┌─ Information shown

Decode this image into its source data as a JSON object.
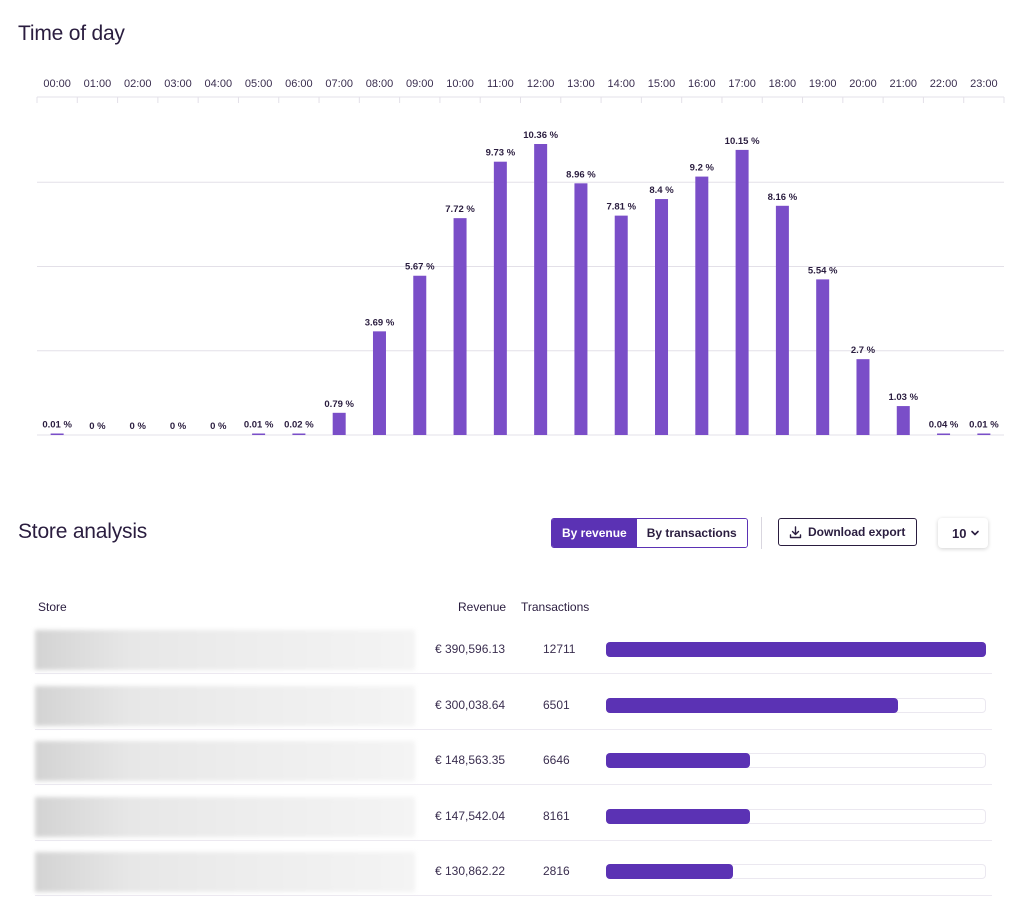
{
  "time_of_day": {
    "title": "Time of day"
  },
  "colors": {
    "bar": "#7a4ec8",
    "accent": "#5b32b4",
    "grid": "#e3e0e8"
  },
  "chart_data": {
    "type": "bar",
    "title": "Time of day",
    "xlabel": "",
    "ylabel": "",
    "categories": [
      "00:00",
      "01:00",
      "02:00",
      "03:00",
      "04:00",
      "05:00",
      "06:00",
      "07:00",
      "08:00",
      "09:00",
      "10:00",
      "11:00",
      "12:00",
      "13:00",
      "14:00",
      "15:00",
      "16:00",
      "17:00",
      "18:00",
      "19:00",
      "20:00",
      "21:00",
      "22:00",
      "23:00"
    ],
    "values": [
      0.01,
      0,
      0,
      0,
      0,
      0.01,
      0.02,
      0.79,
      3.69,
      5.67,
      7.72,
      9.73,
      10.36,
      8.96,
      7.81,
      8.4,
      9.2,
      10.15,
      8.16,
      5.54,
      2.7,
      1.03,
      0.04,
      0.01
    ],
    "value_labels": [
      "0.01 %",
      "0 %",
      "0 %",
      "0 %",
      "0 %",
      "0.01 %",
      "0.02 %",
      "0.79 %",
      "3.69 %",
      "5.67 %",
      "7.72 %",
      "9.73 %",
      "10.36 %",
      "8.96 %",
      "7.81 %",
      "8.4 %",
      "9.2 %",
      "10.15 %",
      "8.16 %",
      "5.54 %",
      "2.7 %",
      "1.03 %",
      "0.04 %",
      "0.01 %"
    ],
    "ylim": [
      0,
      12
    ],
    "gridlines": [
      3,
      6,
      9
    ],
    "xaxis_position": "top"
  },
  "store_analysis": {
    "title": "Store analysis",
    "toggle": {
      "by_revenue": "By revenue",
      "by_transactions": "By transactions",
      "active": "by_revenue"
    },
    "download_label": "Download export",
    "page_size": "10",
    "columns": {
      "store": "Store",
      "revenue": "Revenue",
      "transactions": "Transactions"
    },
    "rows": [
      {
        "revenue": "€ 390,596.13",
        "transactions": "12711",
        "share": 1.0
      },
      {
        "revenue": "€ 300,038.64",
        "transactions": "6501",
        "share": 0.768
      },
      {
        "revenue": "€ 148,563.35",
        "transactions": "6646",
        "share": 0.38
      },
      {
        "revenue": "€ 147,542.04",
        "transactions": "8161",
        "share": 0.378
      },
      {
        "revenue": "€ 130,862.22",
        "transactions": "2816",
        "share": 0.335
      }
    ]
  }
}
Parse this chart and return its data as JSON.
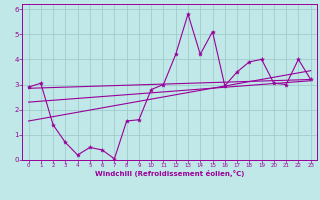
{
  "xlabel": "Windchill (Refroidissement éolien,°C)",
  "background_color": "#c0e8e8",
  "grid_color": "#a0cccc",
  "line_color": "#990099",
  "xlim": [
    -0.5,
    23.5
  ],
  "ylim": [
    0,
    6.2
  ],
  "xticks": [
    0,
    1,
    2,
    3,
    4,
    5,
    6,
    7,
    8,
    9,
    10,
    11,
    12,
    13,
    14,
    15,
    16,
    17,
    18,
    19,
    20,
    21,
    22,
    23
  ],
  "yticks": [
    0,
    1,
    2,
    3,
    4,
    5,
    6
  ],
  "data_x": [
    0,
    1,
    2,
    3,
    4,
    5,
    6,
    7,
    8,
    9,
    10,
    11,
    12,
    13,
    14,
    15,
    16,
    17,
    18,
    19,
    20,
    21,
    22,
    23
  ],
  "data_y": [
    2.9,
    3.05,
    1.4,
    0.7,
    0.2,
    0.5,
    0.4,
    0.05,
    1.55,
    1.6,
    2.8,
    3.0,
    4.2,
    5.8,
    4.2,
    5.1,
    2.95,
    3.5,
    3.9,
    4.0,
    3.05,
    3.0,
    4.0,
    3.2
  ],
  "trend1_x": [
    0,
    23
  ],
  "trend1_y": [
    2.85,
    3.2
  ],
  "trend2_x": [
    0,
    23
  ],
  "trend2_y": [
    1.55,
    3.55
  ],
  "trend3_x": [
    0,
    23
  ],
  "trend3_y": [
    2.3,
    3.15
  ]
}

└─
┌─ Information shown

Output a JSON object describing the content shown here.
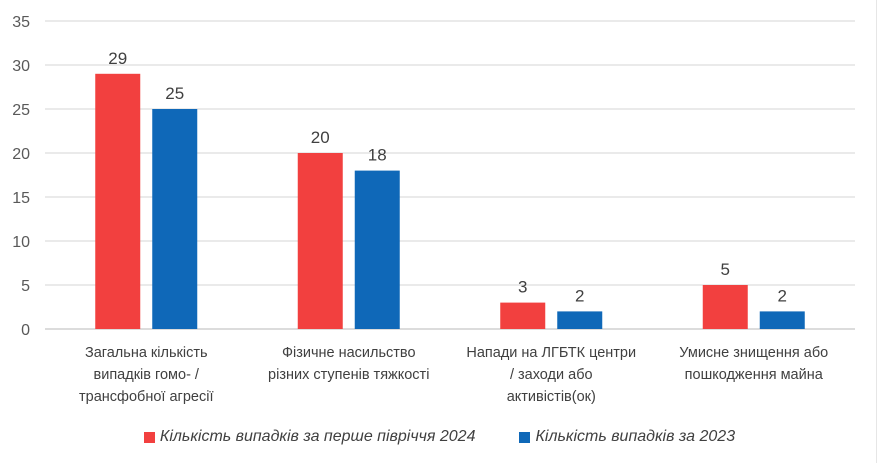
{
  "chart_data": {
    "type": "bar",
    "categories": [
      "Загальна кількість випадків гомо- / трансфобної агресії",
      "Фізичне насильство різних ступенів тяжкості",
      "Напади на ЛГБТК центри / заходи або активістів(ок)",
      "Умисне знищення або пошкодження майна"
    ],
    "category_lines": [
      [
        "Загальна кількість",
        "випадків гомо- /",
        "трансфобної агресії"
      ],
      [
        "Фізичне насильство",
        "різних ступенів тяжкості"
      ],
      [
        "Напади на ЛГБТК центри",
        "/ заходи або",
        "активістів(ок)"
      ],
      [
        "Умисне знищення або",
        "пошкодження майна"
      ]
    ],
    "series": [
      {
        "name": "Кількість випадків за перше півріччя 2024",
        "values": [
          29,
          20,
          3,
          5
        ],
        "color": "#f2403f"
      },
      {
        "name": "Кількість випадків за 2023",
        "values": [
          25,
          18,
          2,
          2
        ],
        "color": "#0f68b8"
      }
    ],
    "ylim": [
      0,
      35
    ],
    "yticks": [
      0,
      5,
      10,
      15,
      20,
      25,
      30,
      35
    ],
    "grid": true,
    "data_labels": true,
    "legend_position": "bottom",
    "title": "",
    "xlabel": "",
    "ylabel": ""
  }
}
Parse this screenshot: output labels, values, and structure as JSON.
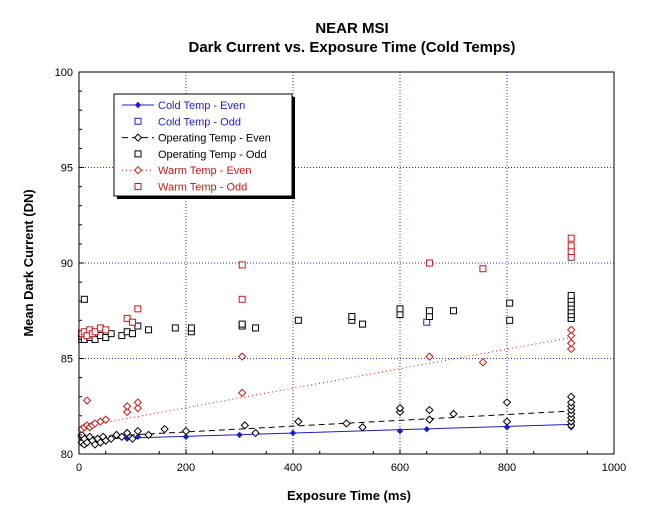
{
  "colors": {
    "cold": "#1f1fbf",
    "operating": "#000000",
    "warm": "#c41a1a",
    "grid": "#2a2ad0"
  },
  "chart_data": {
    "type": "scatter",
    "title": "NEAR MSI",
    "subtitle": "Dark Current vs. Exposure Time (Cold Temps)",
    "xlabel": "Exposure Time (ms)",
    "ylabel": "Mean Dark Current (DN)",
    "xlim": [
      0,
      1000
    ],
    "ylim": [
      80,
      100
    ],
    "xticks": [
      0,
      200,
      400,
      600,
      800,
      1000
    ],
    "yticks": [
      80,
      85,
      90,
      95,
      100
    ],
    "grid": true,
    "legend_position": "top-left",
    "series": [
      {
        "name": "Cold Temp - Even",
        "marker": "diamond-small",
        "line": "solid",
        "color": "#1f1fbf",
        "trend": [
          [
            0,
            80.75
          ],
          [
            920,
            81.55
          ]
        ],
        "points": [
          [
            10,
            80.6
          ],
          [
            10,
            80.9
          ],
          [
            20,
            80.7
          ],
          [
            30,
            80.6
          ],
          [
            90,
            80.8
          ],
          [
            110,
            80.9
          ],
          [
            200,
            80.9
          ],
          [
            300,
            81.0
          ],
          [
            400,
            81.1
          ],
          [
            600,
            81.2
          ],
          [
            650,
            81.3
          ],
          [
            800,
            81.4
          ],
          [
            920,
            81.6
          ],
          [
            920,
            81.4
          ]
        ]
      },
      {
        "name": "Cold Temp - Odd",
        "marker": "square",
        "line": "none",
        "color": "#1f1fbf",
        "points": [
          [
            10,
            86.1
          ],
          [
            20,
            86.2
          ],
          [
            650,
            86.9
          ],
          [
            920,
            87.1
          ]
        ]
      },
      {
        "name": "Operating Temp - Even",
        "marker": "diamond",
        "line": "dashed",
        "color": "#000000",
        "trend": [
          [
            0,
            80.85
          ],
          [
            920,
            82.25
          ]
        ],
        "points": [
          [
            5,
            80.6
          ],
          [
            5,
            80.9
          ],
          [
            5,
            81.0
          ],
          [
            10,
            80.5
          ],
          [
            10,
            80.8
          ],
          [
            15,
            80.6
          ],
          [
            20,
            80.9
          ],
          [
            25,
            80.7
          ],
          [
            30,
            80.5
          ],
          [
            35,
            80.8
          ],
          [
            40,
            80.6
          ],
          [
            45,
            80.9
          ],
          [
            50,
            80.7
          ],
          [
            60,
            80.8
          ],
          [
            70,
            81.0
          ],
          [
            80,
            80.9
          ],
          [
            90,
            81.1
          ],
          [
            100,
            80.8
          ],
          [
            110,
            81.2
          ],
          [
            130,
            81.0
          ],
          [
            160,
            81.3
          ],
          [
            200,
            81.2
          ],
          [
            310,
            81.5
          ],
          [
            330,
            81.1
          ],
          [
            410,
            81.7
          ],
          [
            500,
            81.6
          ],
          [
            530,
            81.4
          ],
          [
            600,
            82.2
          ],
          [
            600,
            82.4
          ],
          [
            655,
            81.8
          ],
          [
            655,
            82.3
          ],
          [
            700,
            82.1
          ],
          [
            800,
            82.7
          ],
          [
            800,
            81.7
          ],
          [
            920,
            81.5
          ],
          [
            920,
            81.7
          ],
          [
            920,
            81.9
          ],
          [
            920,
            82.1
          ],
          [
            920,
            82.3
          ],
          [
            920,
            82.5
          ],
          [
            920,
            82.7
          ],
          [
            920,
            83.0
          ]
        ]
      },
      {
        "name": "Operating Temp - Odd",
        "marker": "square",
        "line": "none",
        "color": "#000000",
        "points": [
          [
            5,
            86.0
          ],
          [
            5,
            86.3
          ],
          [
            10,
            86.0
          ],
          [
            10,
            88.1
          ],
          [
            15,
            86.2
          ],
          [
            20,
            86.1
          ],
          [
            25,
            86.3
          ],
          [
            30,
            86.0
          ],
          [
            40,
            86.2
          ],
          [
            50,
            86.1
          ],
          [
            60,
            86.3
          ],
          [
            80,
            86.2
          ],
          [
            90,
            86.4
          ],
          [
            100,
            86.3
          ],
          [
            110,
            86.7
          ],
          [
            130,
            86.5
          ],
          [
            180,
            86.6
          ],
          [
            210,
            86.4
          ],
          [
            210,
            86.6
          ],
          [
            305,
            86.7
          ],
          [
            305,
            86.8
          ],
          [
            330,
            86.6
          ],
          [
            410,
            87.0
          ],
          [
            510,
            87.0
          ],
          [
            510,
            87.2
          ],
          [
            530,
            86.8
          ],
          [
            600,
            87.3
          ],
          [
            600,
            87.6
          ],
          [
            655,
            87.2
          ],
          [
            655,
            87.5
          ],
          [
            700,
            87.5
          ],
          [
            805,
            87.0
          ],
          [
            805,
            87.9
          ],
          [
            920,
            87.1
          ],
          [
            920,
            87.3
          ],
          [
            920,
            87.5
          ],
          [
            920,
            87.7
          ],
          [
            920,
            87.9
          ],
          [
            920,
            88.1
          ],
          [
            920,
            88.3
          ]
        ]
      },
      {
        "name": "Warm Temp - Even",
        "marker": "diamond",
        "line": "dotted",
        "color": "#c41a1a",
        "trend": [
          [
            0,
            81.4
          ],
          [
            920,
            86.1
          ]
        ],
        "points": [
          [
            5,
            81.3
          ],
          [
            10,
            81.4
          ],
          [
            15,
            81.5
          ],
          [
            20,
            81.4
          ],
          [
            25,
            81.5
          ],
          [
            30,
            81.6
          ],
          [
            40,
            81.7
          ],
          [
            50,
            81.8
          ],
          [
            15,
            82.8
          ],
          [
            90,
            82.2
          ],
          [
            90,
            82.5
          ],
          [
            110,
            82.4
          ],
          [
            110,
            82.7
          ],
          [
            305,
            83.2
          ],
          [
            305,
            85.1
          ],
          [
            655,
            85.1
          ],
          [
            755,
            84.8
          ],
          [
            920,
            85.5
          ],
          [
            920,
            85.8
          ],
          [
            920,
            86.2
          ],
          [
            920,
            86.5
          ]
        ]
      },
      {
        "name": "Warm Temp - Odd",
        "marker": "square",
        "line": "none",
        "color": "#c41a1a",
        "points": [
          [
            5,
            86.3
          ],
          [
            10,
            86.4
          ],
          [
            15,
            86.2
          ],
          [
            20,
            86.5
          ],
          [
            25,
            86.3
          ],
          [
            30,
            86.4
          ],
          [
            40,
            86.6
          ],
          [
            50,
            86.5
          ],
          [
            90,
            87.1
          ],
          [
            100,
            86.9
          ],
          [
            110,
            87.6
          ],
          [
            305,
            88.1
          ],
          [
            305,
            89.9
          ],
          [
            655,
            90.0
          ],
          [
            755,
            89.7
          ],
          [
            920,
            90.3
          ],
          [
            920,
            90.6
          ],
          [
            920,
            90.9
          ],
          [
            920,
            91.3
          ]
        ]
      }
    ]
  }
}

└─

[Set task]
Extract each line from the listing that holds the word "Exposure".

[Answer for the task]
    "subtitle": "Dark Current vs. Exposure Time (Cold Temps)",
    "xlabel": "Exposure Time (ms)",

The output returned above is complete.